§ **Given records**
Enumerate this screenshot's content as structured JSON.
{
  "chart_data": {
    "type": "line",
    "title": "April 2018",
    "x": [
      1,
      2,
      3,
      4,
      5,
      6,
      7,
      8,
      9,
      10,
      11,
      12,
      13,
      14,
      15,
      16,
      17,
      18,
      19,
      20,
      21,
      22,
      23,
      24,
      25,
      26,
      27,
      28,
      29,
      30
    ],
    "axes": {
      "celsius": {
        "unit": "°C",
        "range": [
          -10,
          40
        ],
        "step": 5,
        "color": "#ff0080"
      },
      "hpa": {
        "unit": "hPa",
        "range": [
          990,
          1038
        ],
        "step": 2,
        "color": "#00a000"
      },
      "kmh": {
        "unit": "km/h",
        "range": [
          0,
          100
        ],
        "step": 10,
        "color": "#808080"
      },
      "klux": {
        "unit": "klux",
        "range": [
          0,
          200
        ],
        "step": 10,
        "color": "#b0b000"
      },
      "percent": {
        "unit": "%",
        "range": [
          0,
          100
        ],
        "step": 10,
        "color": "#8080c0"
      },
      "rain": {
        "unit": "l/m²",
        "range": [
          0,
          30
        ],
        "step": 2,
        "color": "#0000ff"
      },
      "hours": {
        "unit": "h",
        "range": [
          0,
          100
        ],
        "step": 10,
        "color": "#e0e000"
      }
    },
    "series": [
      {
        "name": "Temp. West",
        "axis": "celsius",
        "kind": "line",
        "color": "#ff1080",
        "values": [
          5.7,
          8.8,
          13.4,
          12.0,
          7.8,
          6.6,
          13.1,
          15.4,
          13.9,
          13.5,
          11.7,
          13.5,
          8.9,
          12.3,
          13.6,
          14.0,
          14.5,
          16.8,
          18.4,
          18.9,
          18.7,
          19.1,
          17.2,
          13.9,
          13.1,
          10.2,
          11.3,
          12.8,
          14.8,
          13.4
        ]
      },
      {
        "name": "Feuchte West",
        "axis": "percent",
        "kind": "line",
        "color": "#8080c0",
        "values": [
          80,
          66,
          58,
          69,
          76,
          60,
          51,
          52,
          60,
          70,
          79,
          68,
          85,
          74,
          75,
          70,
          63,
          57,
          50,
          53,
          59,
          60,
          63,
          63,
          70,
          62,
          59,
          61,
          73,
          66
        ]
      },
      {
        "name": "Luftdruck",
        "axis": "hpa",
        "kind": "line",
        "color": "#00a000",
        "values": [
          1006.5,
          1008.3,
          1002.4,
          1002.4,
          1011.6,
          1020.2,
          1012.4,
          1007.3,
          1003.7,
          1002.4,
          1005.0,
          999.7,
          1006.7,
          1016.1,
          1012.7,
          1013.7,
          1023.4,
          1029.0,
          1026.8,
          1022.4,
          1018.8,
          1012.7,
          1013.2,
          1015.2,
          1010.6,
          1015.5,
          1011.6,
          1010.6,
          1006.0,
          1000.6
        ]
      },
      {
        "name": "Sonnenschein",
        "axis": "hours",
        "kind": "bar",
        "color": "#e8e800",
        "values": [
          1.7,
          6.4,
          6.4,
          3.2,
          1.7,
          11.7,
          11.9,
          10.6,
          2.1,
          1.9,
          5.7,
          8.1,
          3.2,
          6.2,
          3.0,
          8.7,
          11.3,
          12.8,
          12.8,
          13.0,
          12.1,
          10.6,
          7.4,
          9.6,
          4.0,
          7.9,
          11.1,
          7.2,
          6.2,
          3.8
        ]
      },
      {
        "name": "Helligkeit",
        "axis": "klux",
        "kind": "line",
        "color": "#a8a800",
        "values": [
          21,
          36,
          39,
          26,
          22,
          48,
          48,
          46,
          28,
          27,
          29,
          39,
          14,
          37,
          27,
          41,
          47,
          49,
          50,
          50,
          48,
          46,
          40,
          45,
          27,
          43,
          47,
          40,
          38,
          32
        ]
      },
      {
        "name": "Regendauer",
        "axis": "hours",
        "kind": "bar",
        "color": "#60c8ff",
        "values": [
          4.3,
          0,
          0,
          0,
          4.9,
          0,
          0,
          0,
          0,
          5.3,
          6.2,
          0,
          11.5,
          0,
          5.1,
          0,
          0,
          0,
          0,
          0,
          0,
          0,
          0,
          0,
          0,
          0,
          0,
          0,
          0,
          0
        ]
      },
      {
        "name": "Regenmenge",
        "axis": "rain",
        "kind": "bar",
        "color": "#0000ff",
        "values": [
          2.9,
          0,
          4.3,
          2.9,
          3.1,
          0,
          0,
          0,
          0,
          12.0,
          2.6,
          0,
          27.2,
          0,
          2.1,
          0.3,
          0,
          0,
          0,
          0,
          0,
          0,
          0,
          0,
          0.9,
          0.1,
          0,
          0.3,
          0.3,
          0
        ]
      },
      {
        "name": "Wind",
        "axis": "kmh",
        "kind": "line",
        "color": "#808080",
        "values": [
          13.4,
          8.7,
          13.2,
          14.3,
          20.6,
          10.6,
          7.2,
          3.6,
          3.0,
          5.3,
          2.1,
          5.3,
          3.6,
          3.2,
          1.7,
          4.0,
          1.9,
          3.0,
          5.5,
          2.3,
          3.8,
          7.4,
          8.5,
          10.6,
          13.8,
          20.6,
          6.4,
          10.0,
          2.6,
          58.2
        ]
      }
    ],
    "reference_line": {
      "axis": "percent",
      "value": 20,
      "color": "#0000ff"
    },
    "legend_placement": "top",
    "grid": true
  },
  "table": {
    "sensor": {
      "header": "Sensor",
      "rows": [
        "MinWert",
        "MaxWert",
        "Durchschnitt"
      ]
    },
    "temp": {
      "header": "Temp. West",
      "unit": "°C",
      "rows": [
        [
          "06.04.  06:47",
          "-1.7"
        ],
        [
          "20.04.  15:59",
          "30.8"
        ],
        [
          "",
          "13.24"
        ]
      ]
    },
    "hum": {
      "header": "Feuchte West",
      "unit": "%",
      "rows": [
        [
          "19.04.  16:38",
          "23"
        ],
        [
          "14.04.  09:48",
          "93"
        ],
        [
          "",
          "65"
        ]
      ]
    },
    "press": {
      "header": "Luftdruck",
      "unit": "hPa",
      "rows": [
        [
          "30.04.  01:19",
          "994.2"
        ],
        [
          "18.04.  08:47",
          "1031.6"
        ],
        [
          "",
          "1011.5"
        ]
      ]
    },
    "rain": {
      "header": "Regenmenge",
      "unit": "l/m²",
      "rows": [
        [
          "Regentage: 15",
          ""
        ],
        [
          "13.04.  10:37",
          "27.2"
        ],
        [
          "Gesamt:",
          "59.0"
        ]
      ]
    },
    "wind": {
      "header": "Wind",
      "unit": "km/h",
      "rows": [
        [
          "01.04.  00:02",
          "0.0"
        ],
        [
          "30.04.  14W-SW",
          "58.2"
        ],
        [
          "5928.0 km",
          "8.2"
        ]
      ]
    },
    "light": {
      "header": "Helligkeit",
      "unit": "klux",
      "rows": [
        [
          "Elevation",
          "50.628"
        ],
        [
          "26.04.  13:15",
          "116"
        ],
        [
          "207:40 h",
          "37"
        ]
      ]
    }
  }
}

§ **Your instructions**
Transcribe the whole listing exactly.

§ **Solution**
Enumerate this screenshot's content as structured JSON.
{
  "chart_data": {
    "type": "line",
    "title": "April 2018",
    "x": [
      1,
      2,
      3,
      4,
      5,
      6,
      7,
      8,
      9,
      10,
      11,
      12,
      13,
      14,
      15,
      16,
      17,
      18,
      19,
      20,
      21,
      22,
      23,
      24,
      25,
      26,
      27,
      28,
      29,
      30
    ],
    "axes": {
      "celsius": {
        "unit": "°C",
        "range": [
          -10,
          40
        ],
        "step": 5,
        "color": "#ff0080"
      },
      "hpa": {
        "unit": "hPa",
        "range": [
          990,
          1038
        ],
        "step": 2,
        "color": "#00a000"
      },
      "kmh": {
        "unit": "km/h",
        "range": [
          0,
          100
        ],
        "step": 10,
        "color": "#808080"
      },
      "klux": {
        "unit": "klux",
        "range": [
          0,
          200
        ],
        "step": 10,
        "color": "#b0b000"
      },
      "percent": {
        "unit": "%",
        "range": [
          0,
          100
        ],
        "step": 10,
        "color": "#8080c0"
      },
      "rain": {
        "unit": "l/m²",
        "range": [
          0,
          30
        ],
        "step": 2,
        "color": "#0000ff"
      },
      "hours": {
        "unit": "h",
        "range": [
          0,
          100
        ],
        "step": 10,
        "color": "#e0e000"
      }
    },
    "series": [
      {
        "name": "Temp. West",
        "axis": "celsius",
        "kind": "line",
        "color": "#ff1080",
        "values": [
          5.7,
          8.8,
          13.4,
          12.0,
          7.8,
          6.6,
          13.1,
          15.4,
          13.9,
          13.5,
          11.7,
          13.5,
          8.9,
          12.3,
          13.6,
          14.0,
          14.5,
          16.8,
          18.4,
          18.9,
          18.7,
          19.1,
          17.2,
          13.9,
          13.1,
          10.2,
          11.3,
          12.8,
          14.8,
          13.4
        ]
      },
      {
        "name": "Feuchte West",
        "axis": "percent",
        "kind": "line",
        "color": "#8080c0",
        "values": [
          80,
          66,
          58,
          69,
          76,
          60,
          51,
          52,
          60,
          70,
          79,
          68,
          85,
          74,
          75,
          70,
          63,
          57,
          50,
          53,
          59,
          60,
          63,
          63,
          70,
          62,
          59,
          61,
          73,
          66
        ]
      },
      {
        "name": "Luftdruck",
        "axis": "hpa",
        "kind": "line",
        "color": "#00a000",
        "values": [
          1006.5,
          1008.3,
          1002.4,
          1002.4,
          1011.6,
          1020.2,
          1012.4,
          1007.3,
          1003.7,
          1002.4,
          1005.0,
          999.7,
          1006.7,
          1016.1,
          1012.7,
          1013.7,
          1023.4,
          1029.0,
          1026.8,
          1022.4,
          1018.8,
          1012.7,
          1013.2,
          1015.2,
          1010.6,
          1015.5,
          1011.6,
          1010.6,
          1006.0,
          1000.6
        ]
      },
      {
        "name": "Sonnenschein",
        "axis": "hours",
        "kind": "bar",
        "color": "#e8e800",
        "values": [
          1.7,
          6.4,
          6.4,
          3.2,
          1.7,
          11.7,
          11.9,
          10.6,
          2.1,
          1.9,
          5.7,
          8.1,
          3.2,
          6.2,
          3.0,
          8.7,
          11.3,
          12.8,
          12.8,
          13.0,
          12.1,
          10.6,
          7.4,
          9.6,
          4.0,
          7.9,
          11.1,
          7.2,
          6.2,
          3.8
        ]
      },
      {
        "name": "Helligkeit",
        "axis": "klux",
        "kind": "line",
        "color": "#a8a800",
        "values": [
          21,
          36,
          39,
          26,
          22,
          48,
          48,
          46,
          28,
          27,
          29,
          39,
          14,
          37,
          27,
          41,
          47,
          49,
          50,
          50,
          48,
          46,
          40,
          45,
          27,
          43,
          47,
          40,
          38,
          32
        ]
      },
      {
        "name": "Regendauer",
        "axis": "hours",
        "kind": "bar",
        "color": "#60c8ff",
        "values": [
          4.3,
          0,
          0,
          0,
          4.9,
          0,
          0,
          0,
          0,
          5.3,
          6.2,
          0,
          11.5,
          0,
          5.1,
          0,
          0,
          0,
          0,
          0,
          0,
          0,
          0,
          0,
          0,
          0,
          0,
          0,
          0,
          0
        ]
      },
      {
        "name": "Regenmenge",
        "axis": "rain",
        "kind": "bar",
        "color": "#0000ff",
        "values": [
          2.9,
          0,
          4.3,
          2.9,
          3.1,
          0,
          0,
          0,
          0,
          12.0,
          2.6,
          0,
          27.2,
          0,
          2.1,
          0.3,
          0,
          0,
          0,
          0,
          0,
          0,
          0,
          0,
          0.9,
          0.1,
          0,
          0.3,
          0.3,
          0
        ]
      },
      {
        "name": "Wind",
        "axis": "kmh",
        "kind": "line",
        "color": "#808080",
        "values": [
          13.4,
          8.7,
          13.2,
          14.3,
          20.6,
          10.6,
          7.2,
          3.6,
          3.0,
          5.3,
          2.1,
          5.3,
          3.6,
          3.2,
          1.7,
          4.0,
          1.9,
          3.0,
          5.5,
          2.3,
          3.8,
          7.4,
          8.5,
          10.6,
          13.8,
          20.6,
          6.4,
          10.0,
          2.6,
          58.2
        ]
      }
    ],
    "reference_line": {
      "axis": "percent",
      "value": 20,
      "color": "#0000ff"
    },
    "legend_placement": "top",
    "grid": true
  },
  "table": {
    "sensor": {
      "header": "Sensor",
      "rows": [
        "MinWert",
        "MaxWert",
        "Durchschnitt"
      ]
    },
    "temp": {
      "header": "Temp. West",
      "unit": "°C",
      "rows": [
        [
          "06.04.  06:47",
          "-1.7"
        ],
        [
          "20.04.  15:59",
          "30.8"
        ],
        [
          "",
          "13.24"
        ]
      ]
    },
    "hum": {
      "header": "Feuchte West",
      "unit": "%",
      "rows": [
        [
          "19.04.  16:38",
          "23"
        ],
        [
          "14.04.  09:48",
          "93"
        ],
        [
          "",
          "65"
        ]
      ]
    },
    "press": {
      "header": "Luftdruck",
      "unit": "hPa",
      "rows": [
        [
          "30.04.  01:19",
          "994.2"
        ],
        [
          "18.04.  08:47",
          "1031.6"
        ],
        [
          "",
          "1011.5"
        ]
      ]
    },
    "rain": {
      "header": "Regenmenge",
      "unit": "l/m²",
      "rows": [
        [
          "Regentage: 15",
          ""
        ],
        [
          "13.04.  10:37",
          "27.2"
        ],
        [
          "Gesamt:",
          "59.0"
        ]
      ]
    },
    "wind": {
      "header": "Wind",
      "unit": "km/h",
      "rows": [
        [
          "01.04.  00:02",
          "0.0"
        ],
        [
          "30.04.  14W-SW",
          "58.2"
        ],
        [
          "5928.0 km",
          "8.2"
        ]
      ]
    },
    "light": {
      "header": "Helligkeit",
      "unit": "klux",
      "rows": [
        [
          "Elevation",
          "50.628"
        ],
        [
          "26.04.  13:15",
          "116"
        ],
        [
          "207:40 h",
          "37"
        ]
      ]
    }
  }
}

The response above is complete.